=== Input ===
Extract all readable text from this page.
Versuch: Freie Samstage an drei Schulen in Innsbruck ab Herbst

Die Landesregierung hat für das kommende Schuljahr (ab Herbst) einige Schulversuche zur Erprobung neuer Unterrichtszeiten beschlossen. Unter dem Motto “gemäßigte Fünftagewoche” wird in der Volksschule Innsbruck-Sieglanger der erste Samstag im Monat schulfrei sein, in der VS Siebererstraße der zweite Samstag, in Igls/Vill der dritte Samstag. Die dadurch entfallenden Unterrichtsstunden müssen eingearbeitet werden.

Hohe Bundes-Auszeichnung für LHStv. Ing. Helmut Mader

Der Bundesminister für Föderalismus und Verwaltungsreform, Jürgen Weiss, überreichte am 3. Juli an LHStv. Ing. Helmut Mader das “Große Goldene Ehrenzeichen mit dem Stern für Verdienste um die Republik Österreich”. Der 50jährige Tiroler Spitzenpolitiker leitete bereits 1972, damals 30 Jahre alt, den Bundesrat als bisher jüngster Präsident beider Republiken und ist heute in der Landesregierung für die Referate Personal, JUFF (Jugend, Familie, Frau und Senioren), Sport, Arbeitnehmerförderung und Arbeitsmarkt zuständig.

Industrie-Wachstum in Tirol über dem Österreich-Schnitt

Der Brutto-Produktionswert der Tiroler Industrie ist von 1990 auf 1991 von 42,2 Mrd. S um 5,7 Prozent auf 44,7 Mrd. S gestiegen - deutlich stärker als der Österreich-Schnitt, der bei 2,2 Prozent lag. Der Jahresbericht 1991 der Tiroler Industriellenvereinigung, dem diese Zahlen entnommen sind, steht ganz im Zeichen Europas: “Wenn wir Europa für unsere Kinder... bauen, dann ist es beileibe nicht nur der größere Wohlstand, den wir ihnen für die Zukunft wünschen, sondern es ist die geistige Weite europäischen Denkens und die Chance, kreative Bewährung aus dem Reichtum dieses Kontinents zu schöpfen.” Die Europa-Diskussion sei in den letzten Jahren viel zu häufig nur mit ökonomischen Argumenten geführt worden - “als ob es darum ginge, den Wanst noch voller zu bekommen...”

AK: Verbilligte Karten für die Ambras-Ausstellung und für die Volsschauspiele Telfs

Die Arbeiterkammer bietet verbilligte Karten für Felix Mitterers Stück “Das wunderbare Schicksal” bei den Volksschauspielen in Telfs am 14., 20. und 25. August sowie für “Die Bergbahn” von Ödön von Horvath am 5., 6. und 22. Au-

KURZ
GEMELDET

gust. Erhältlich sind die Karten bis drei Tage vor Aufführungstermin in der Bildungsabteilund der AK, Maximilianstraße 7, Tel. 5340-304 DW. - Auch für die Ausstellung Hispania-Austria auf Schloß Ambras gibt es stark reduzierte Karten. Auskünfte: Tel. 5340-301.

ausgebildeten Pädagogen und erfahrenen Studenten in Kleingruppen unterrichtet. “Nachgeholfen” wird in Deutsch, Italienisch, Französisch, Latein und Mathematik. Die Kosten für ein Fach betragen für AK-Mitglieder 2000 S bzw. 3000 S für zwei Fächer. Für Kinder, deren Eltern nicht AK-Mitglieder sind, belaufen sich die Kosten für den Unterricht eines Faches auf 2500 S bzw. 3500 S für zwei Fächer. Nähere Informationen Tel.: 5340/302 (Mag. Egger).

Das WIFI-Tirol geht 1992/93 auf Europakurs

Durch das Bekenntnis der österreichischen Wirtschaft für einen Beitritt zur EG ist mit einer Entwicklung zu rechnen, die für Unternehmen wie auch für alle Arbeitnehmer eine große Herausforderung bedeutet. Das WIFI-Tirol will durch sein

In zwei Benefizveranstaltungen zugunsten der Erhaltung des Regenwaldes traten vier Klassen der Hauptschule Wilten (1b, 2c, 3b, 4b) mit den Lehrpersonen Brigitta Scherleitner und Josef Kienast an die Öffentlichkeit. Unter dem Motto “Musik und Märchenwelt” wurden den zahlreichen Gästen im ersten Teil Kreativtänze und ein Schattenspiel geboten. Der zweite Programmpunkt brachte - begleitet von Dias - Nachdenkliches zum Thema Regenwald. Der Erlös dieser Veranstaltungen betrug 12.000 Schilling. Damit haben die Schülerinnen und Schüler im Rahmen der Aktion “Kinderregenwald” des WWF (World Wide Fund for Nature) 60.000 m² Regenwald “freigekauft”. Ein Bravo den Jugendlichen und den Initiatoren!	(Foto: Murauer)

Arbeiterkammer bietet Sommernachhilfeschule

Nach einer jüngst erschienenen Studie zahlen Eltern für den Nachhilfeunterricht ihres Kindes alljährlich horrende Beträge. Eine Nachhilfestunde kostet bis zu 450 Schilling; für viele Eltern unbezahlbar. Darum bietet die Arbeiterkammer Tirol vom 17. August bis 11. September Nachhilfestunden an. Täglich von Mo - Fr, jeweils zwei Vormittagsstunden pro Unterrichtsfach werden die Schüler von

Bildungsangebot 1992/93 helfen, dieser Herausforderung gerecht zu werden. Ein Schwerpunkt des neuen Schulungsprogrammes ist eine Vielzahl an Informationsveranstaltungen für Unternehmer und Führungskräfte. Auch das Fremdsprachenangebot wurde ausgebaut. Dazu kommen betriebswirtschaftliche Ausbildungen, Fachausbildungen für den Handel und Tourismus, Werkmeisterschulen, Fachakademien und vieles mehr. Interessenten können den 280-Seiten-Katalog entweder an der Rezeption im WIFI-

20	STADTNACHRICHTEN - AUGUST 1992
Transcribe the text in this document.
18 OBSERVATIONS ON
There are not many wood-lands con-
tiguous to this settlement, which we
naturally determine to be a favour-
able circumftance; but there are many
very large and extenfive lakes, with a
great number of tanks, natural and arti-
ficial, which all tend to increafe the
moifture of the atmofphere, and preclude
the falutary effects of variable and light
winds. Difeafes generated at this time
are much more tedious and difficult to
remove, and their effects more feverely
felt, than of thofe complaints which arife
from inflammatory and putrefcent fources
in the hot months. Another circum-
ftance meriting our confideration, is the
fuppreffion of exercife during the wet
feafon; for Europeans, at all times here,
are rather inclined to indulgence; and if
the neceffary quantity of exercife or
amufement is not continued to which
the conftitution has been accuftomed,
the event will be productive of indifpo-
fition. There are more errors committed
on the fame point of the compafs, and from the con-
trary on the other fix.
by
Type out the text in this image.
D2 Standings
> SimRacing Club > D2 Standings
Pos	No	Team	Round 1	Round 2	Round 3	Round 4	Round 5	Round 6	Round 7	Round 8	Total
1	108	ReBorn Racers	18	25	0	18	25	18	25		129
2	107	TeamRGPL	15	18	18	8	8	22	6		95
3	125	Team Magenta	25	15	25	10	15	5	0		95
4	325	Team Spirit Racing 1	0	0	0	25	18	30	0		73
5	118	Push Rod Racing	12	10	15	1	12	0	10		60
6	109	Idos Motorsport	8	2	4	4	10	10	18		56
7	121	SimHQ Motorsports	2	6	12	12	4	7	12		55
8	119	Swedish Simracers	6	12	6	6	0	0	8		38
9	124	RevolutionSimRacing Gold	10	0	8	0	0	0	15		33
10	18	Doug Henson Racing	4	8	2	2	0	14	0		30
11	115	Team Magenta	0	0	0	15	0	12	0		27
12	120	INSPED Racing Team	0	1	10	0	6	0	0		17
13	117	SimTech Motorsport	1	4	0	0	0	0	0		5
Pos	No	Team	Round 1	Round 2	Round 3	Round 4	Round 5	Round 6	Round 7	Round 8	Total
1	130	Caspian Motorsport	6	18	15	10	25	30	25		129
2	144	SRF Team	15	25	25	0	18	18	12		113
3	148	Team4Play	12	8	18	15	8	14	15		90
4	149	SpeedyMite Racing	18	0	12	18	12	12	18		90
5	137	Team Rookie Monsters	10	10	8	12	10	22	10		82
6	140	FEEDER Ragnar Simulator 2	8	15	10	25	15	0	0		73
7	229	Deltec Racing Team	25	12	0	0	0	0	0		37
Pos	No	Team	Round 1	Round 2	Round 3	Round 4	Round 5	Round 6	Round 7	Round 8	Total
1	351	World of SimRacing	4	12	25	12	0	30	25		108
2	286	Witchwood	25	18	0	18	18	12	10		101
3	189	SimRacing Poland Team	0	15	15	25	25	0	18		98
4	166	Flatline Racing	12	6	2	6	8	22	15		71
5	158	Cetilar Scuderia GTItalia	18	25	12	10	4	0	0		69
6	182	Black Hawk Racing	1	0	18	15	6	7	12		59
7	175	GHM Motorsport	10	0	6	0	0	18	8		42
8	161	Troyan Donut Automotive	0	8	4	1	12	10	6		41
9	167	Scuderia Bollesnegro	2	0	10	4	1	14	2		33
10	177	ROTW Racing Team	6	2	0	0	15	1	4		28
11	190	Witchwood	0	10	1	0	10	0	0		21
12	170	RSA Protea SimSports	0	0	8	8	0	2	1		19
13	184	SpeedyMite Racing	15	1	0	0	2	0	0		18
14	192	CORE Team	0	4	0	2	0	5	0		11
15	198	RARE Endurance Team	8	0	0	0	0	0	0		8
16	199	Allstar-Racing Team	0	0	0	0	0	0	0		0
===
→ Your goal: Find the string "Witchwood" in the records, then copy each line where it occurs.

→ The answer:
2	286	Witchwood	25	18	0	18	18	12	10		101
11	190	Witchwood	0	10	1	0	10	0	0		21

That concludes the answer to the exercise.